* **Given instruction**: Return each line containing "grande".

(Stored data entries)
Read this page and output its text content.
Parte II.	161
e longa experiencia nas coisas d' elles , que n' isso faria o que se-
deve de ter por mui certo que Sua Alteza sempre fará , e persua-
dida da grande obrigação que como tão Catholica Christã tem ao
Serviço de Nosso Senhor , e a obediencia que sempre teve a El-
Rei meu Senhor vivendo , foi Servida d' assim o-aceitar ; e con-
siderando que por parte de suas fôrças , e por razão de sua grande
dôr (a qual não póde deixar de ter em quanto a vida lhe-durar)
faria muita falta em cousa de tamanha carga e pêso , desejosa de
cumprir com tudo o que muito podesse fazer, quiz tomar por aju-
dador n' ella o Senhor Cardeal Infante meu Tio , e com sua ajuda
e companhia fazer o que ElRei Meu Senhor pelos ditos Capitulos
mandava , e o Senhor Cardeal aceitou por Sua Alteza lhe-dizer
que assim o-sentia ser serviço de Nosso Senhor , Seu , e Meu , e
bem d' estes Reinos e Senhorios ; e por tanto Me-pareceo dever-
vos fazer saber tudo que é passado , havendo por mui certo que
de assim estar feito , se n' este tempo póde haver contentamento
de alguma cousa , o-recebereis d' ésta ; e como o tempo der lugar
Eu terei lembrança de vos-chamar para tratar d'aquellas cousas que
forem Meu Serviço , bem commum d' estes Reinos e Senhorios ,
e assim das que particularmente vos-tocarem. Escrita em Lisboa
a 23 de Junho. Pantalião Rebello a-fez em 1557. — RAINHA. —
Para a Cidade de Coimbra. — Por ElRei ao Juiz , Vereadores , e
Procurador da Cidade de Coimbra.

* **Task result**:
dida da grande obrigação que como tão Catholica Christã tem ao
siderando que por parte de suas fôrças , e por razão de sua grande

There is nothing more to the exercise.